The records follow. Transcribe only the lines from the line containing "What data populates" through the end, both ends included, and leave out the pictures.

## begin Input rows

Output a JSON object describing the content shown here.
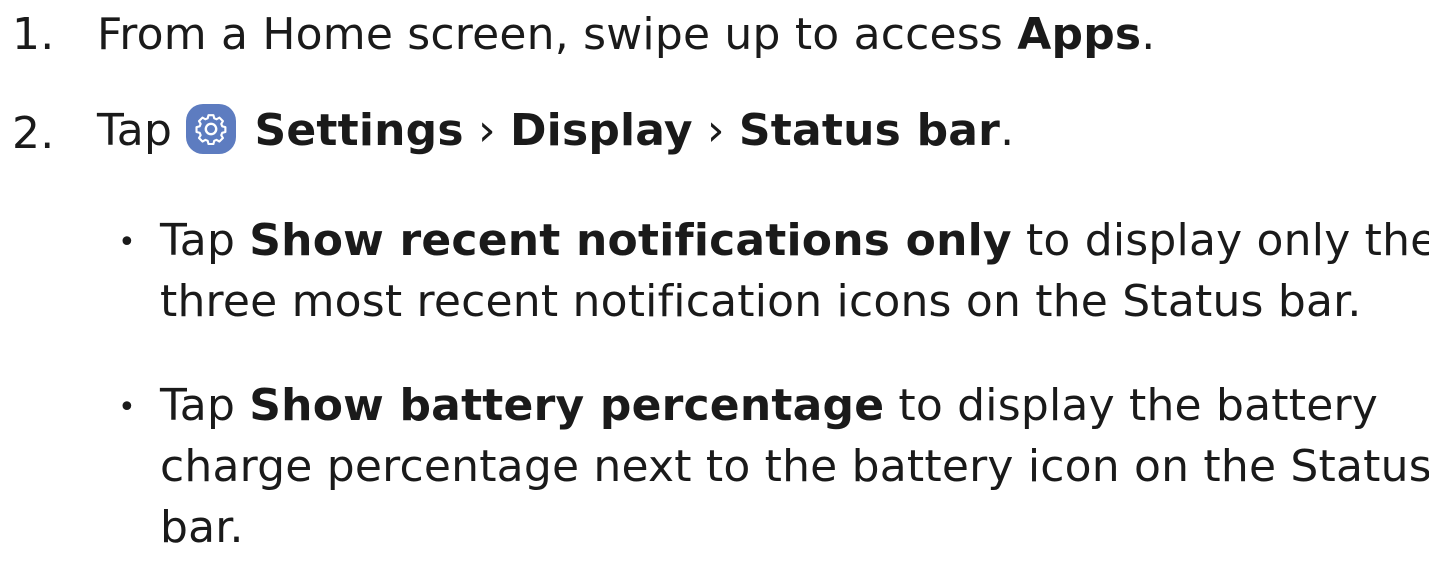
{
  "steps": [
    {
      "number": "1.",
      "text_before": "From a Home screen, swipe up to access ",
      "bold": "Apps",
      "text_after": "."
    },
    {
      "number": "2.",
      "text_before": "Tap ",
      "icon": "settings-gear-icon",
      "icon_color": "#5d7cc0",
      "path": [
        "Settings",
        "Display",
        "Status bar"
      ],
      "separator": "›",
      "text_after": "."
    }
  ],
  "bullets": [
    {
      "marker": "•",
      "prefix": "Tap ",
      "bold": "Show recent notifications only",
      "line1_rest": " to display only the",
      "line2": "three most recent notification icons on the Status bar."
    },
    {
      "marker": "•",
      "prefix": "Tap ",
      "bold": "Show battery percentage",
      "line1_rest": " to display the battery",
      "line2": "charge percentage next to the battery icon on the Status",
      "line3": "bar."
    }
  ]
}
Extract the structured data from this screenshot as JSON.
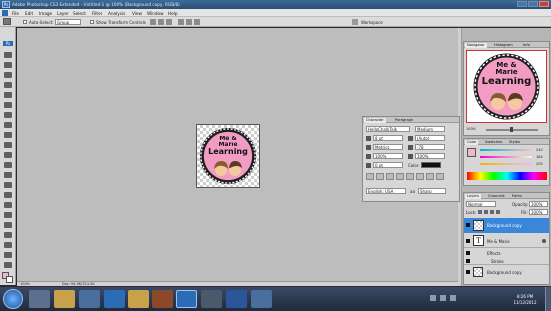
{
  "window": {
    "title": "Adobe Photoshop CS3 Extended - Untitled-1 @ 100% (Background copy, RGB/8)",
    "app_badge": "Ps"
  },
  "menu": [
    "File",
    "Edit",
    "Image",
    "Layer",
    "Select",
    "Filter",
    "Analysis",
    "View",
    "Window",
    "Help"
  ],
  "options": {
    "auto_select_label": "Auto-Select:",
    "auto_select_value": "Group",
    "transform_label": "Show Transform Controls",
    "workspace_label": "Workspace"
  },
  "document": {
    "logo_line1": "Me &",
    "logo_line2": "Marie",
    "logo_line3": "Learning",
    "status_zoom": "100%",
    "status_doc": "Doc: 94.9K/314.0K"
  },
  "navigator": {
    "tabs": [
      "Navigator",
      "Histogram",
      "Info"
    ],
    "zoom": "100%"
  },
  "character": {
    "tabs": [
      "Character",
      "Paragraph"
    ],
    "font_family": "HelloChalkTalk",
    "font_style": "Medium",
    "font_size": "8 pt",
    "leading": "(Auto)",
    "kerning": "Metrics",
    "tracking": "-78",
    "vscale": "100%",
    "hscale": "100%",
    "baseline": "0 pt",
    "color_label": "Color:",
    "language": "English: USA",
    "aa_label": "aa",
    "antialias": "Sharp"
  },
  "color": {
    "tabs": [
      "Color",
      "Swatches",
      "Styles"
    ],
    "r": "240",
    "g": "184",
    "b": "205",
    "fg_color": "#f0b8cd"
  },
  "layers": {
    "tabs": [
      "Layers",
      "Channels",
      "Paths"
    ],
    "blend_mode": "Normal",
    "opacity_label": "Opacity:",
    "opacity": "100%",
    "lock_label": "Lock:",
    "fill_label": "Fill:",
    "fill": "100%",
    "items": [
      {
        "name": "Background copy",
        "selected": true
      },
      {
        "name": "Me & Marie",
        "selected": false
      },
      {
        "name": "Effects",
        "selected": false
      },
      {
        "name": "Stroke",
        "selected": false
      },
      {
        "name": "Background copy",
        "selected": false
      }
    ]
  },
  "taskbar": {
    "time": "8:26 PM",
    "date": "11/12/2012"
  }
}
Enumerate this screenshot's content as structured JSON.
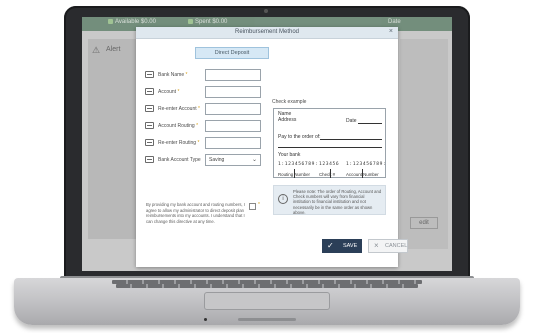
{
  "background_app": {
    "tabs": [
      {
        "label": "Available $0.00"
      },
      {
        "label": "Spent $0.00"
      },
      {
        "label": "Date"
      }
    ],
    "alert_label": "Alert",
    "right_label": "",
    "right_button_label": "edit"
  },
  "modal": {
    "title": "Reimbursement Method",
    "close_glyph": "×",
    "method_button": "Direct Deposit",
    "fields": [
      {
        "label": "Bank Name",
        "required": "*"
      },
      {
        "label": "Account",
        "required": "*"
      },
      {
        "label": "Re-enter Account",
        "required": "*"
      },
      {
        "label": "Account Routing",
        "required": "*"
      },
      {
        "label": "Re-enter Routing",
        "required": "*"
      },
      {
        "label": "Bank Account Type",
        "required": ""
      }
    ],
    "account_type_value": "Saving",
    "consent_text": "By providing my bank account and routing numbers, I agree to allow my administrator to direct deposit plan reimbursements into my accounts. I understand that I can change this directive at any time.",
    "consent_required": "*",
    "check_example": {
      "caption": "Check example",
      "name": "Name",
      "address": "Address",
      "date": "Date",
      "pay_to": "Pay to the order of:",
      "your_bank": "Your bank",
      "routing_digits": "1:123456789:",
      "check_digits": "123456",
      "account_digits": "1:123456789:",
      "routing_label": "Routing Number",
      "check_label": "Check #",
      "account_label": "Account Number"
    },
    "note": {
      "icon_glyph": "i",
      "text": "Please note: The order of Routing, Account and Check numbers will vary from financial institution to financial institution and not necessarily be in the same order as shown above."
    },
    "save_label": "SAVE",
    "save_icon": "✓",
    "cancel_label": "CANCEL",
    "cancel_icon": "×"
  },
  "colors": {
    "save_bg": "#2b3f58",
    "header_bg": "#dfe8ef",
    "method_bg": "#d6e8f5",
    "required": "#d9a21b"
  }
}
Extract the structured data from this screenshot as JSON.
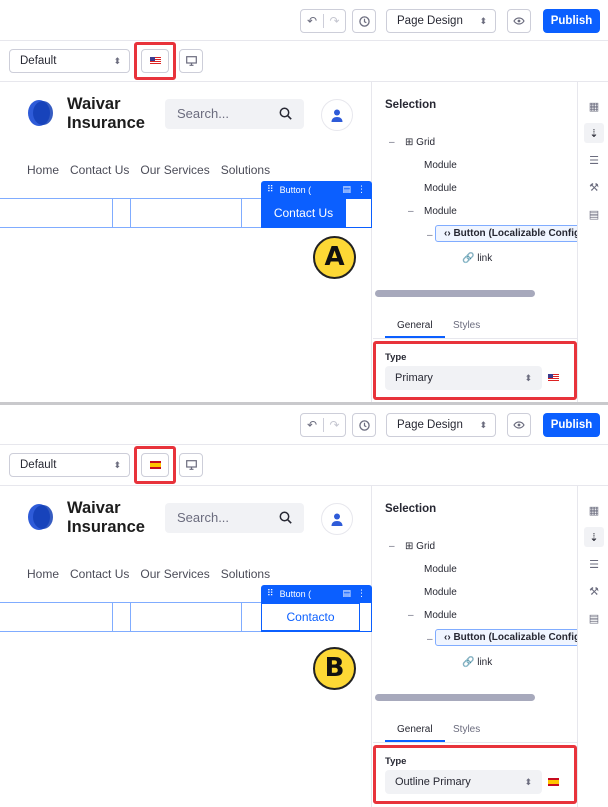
{
  "panels": [
    {
      "id": "a",
      "toolbar": {
        "undo_icon": "↶",
        "redo_icon": "↷",
        "page_design": "Page Design",
        "publish": "Publish"
      },
      "bar2": {
        "experience": "Default",
        "flag": "us"
      },
      "site": {
        "brand_line1": "Waivar",
        "brand_line2": "Insurance",
        "search_placeholder": "Search...",
        "nav": [
          "Home",
          "Contact Us",
          "Our Services",
          "Solutions"
        ],
        "topper_label": "Button (",
        "button_text": "Contact Us",
        "button_style": "primary",
        "badge": "A"
      },
      "sidebar": {
        "heading": "Selection",
        "tree": {
          "grid": "Grid",
          "module1": "Module",
          "module2": "Module",
          "module3": "Module",
          "button_node": "Button (Localizable Configu",
          "link": "link"
        },
        "tabs": {
          "general": "General",
          "styles": "Styles"
        },
        "type_label": "Type",
        "type_value": "Primary",
        "type_flag": "us"
      }
    },
    {
      "id": "b",
      "toolbar": {
        "undo_icon": "↶",
        "redo_icon": "↷",
        "page_design": "Page Design",
        "publish": "Publish"
      },
      "bar2": {
        "experience": "Default",
        "flag": "es"
      },
      "site": {
        "brand_line1": "Waivar",
        "brand_line2": "Insurance",
        "search_placeholder": "Search...",
        "nav": [
          "Home",
          "Contact Us",
          "Our Services",
          "Solutions"
        ],
        "topper_label": "Button (",
        "button_text": "Contacto",
        "button_style": "outline",
        "badge": "B"
      },
      "sidebar": {
        "heading": "Selection",
        "tree": {
          "grid": "Grid",
          "module1": "Module",
          "module2": "Module",
          "module3": "Module",
          "button_node": "Button (Localizable Configu",
          "link": "link"
        },
        "tabs": {
          "general": "General",
          "styles": "Styles"
        },
        "type_label": "Type",
        "type_value": "Outline Primary",
        "type_flag": "es"
      }
    }
  ],
  "icons": {
    "history": "clock-icon",
    "preview": "eye-icon",
    "device": "desktop-icon",
    "search": "magnifier-icon",
    "user": "user-icon",
    "drag": "drag-handle-icon",
    "comment": "comment-icon",
    "more": "kebab-icon",
    "rail": [
      "widgets-icon",
      "browser-icon",
      "page-structure-icon",
      "paint-icon",
      "comments-icon"
    ]
  },
  "colors": {
    "accent": "#0b5fff",
    "highlight": "#e8333b",
    "badge": "#fdd835"
  }
}
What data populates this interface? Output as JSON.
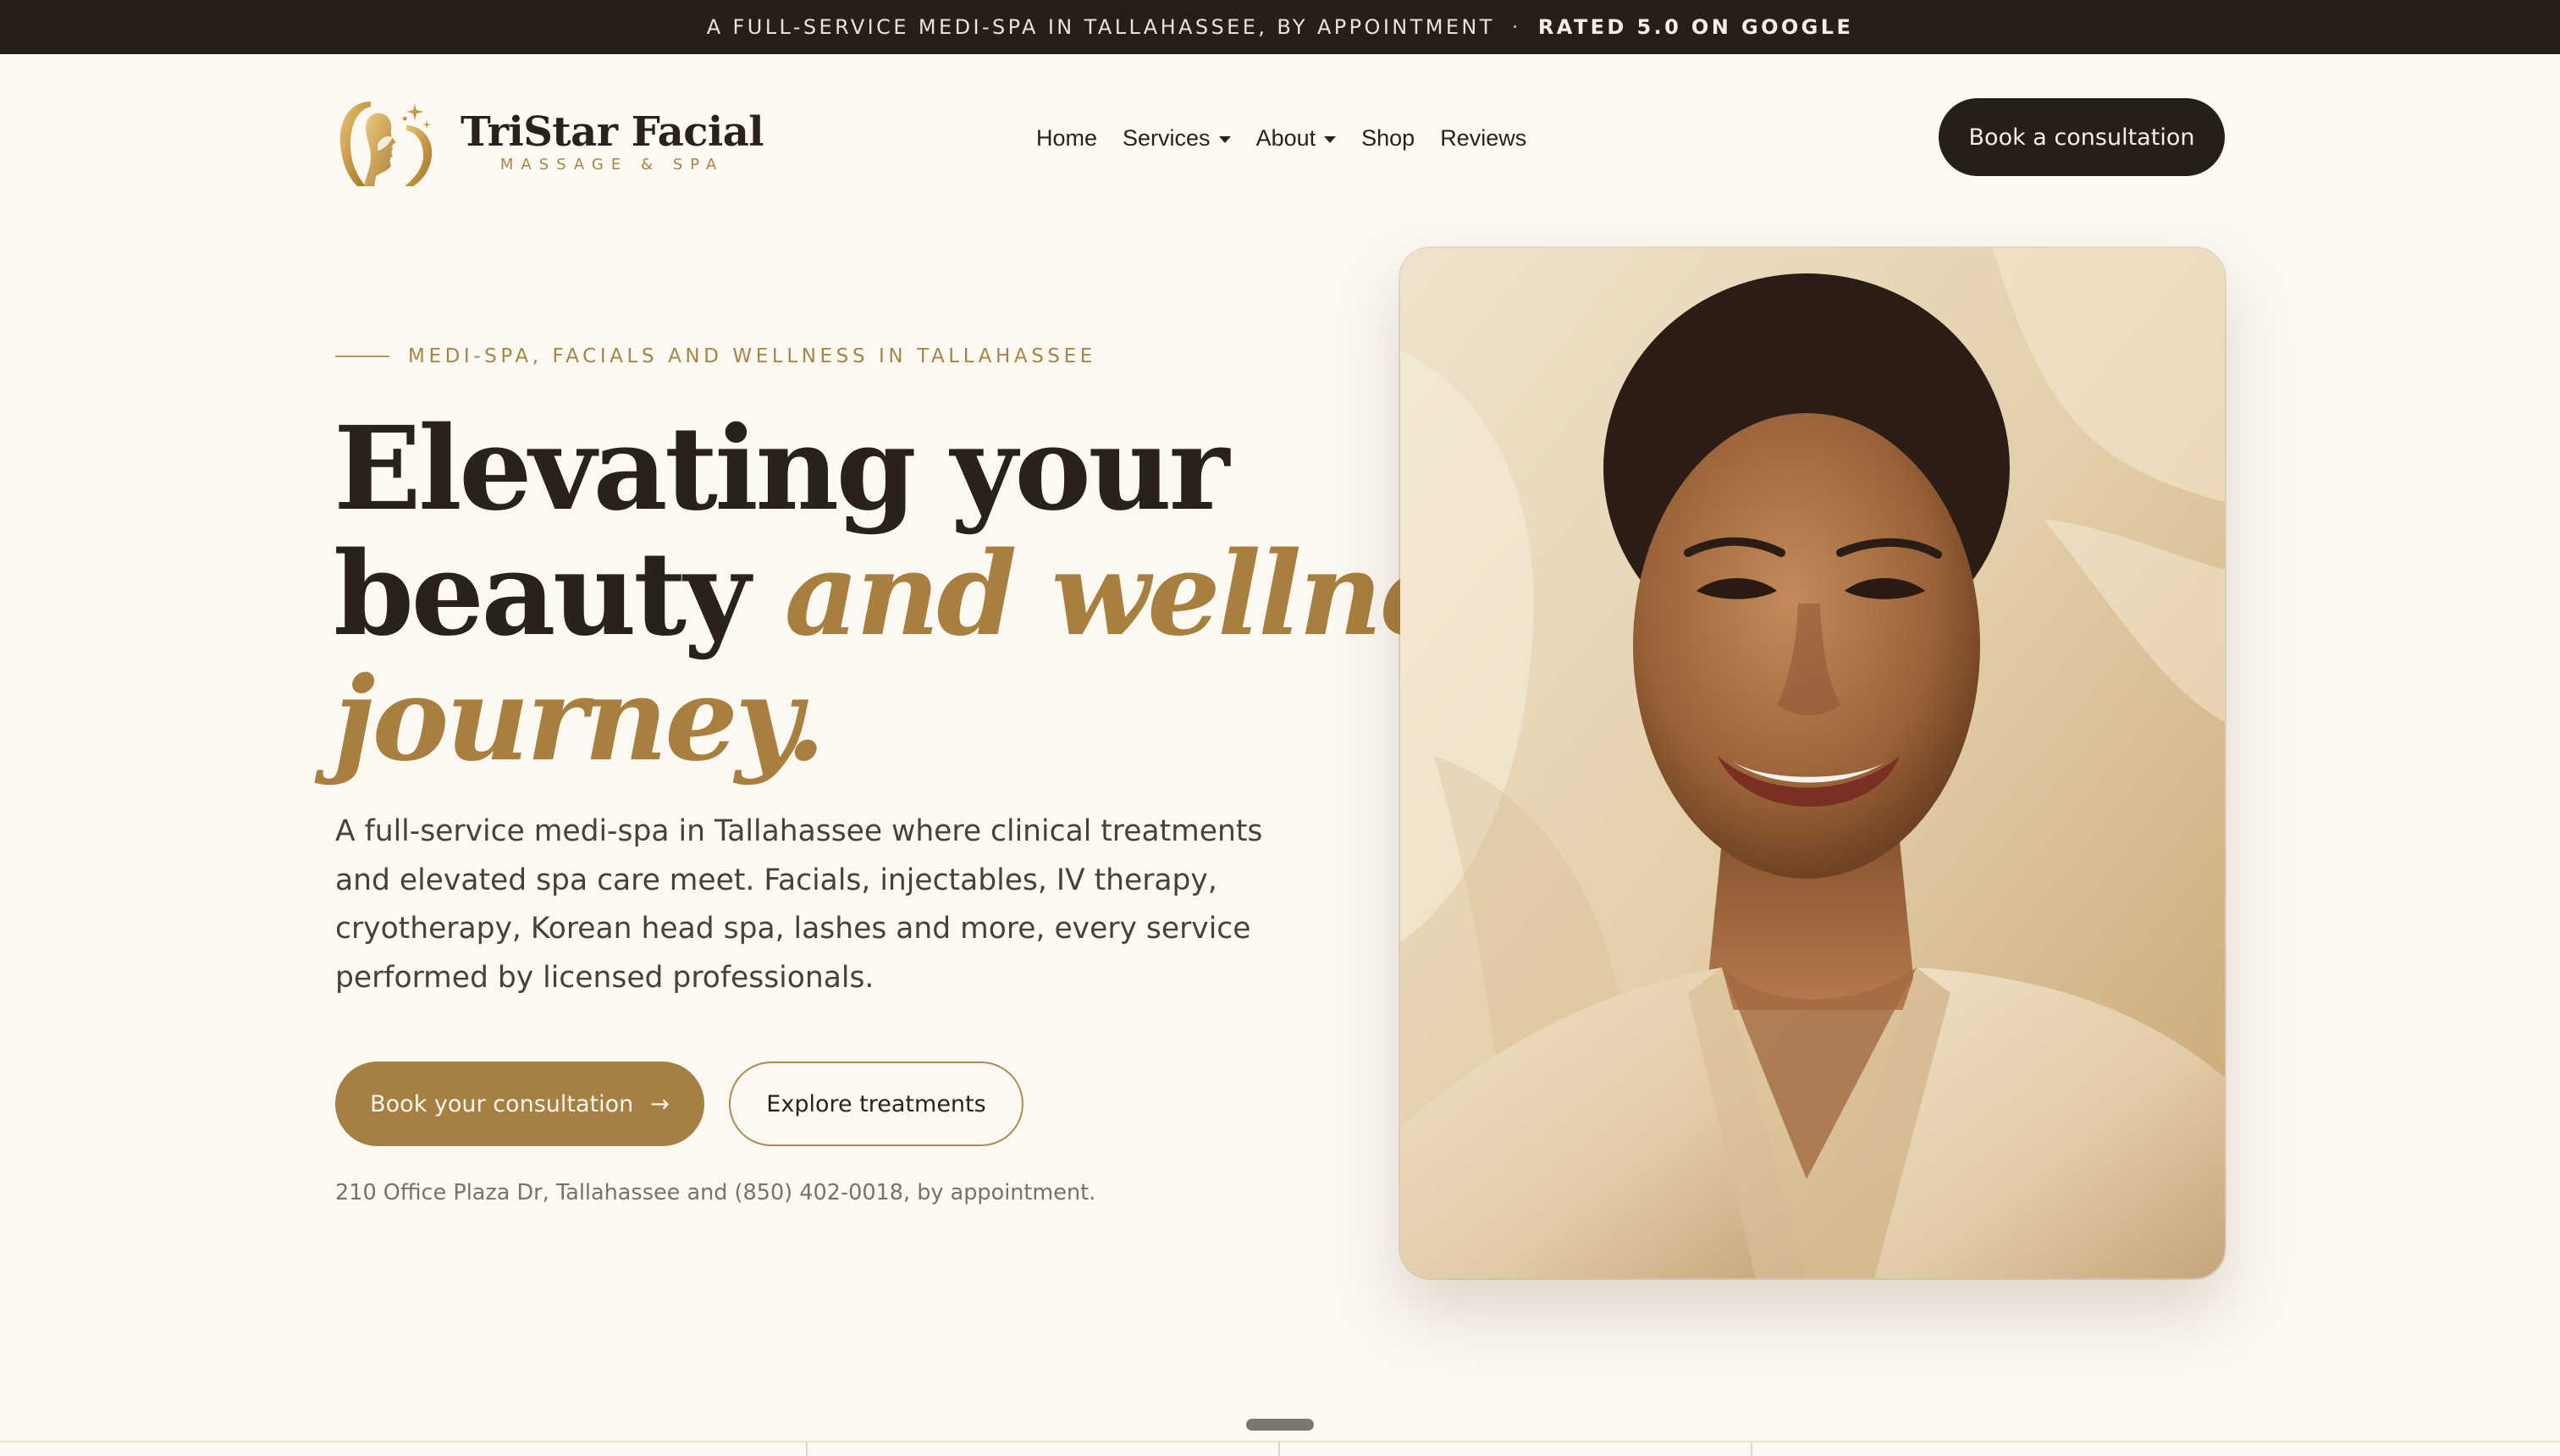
{
  "announcement": {
    "text": "A FULL-SERVICE MEDI-SPA IN TALLAHASSEE, BY APPOINTMENT",
    "separator": "·",
    "rating": "RATED 5.0 ON GOOGLE"
  },
  "brand": {
    "name": "TriStar Facial",
    "tagline": "MASSAGE & SPA",
    "icon": "face-silhouette-logo-icon"
  },
  "nav": {
    "items": [
      {
        "label": "Home",
        "has_dropdown": false
      },
      {
        "label": "Services",
        "has_dropdown": true
      },
      {
        "label": "About",
        "has_dropdown": true
      },
      {
        "label": "Shop",
        "has_dropdown": false
      },
      {
        "label": "Reviews",
        "has_dropdown": false
      }
    ],
    "cta_label": "Book a consultation"
  },
  "hero": {
    "eyebrow": "MEDI-SPA, FACIALS AND WELLNESS IN TALLAHASSEE",
    "headline": {
      "line1": "Elevating your",
      "line2_plain": "beauty ",
      "line2_accent": "and wellness",
      "line3_accent": "journey."
    },
    "lead": "A full-service medi-spa in Tallahassee where clinical treatments and elevated spa care meet. Facials, injectables, IV therapy, cryotherapy, Korean head spa, lashes and more, every service performed by licensed professionals.",
    "primary_button": "Book your consultation",
    "primary_button_icon": "→",
    "secondary_button": "Explore treatments",
    "address": "210 Office Plaza Dr, Tallahassee and (850) 402-0018, by appointment."
  },
  "colors": {
    "page_bg": "#fcf8f2",
    "dark": "#261e19",
    "gold": "#a87f3f",
    "text": "#2a211c",
    "muted": "#7b706a"
  }
}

## end Input rows

**Task output**
What data populates this interface? Output as JSON.
{
  "announcement": {
    "text": "A FULL-SERVICE MEDI-SPA IN TALLAHASSEE, BY APPOINTMENT",
    "separator": "·",
    "rating": "RATED 5.0 ON GOOGLE"
  },
  "brand": {
    "name": "TriStar Facial",
    "tagline": "MASSAGE & SPA",
    "icon": "face-silhouette-logo-icon"
  },
  "nav": {
    "items": [
      {
        "label": "Home",
        "has_dropdown": false
      },
      {
        "label": "Services",
        "has_dropdown": true
      },
      {
        "label": "About",
        "has_dropdown": true
      },
      {
        "label": "Shop",
        "has_dropdown": false
      },
      {
        "label": "Reviews",
        "has_dropdown": false
      }
    ],
    "cta_label": "Book a consultation"
  },
  "hero": {
    "eyebrow": "MEDI-SPA, FACIALS AND WELLNESS IN TALLAHASSEE",
    "headline": {
      "line1": "Elevating your",
      "line2_plain": "beauty ",
      "line2_accent": "and wellness",
      "line3_accent": "journey."
    },
    "lead": "A full-service medi-spa in Tallahassee where clinical treatments and elevated spa care meet. Facials, injectables, IV therapy, cryotherapy, Korean head spa, lashes and more, every service performed by licensed professionals.",
    "primary_button": "Book your consultation",
    "primary_button_icon": "→",
    "secondary_button": "Explore treatments",
    "address": "210 Office Plaza Dr, Tallahassee and (850) 402-0018, by appointment."
  },
  "colors": {
    "page_bg": "#fcf8f2",
    "dark": "#261e19",
    "gold": "#a87f3f",
    "text": "#2a211c",
    "muted": "#7b706a"
  }
}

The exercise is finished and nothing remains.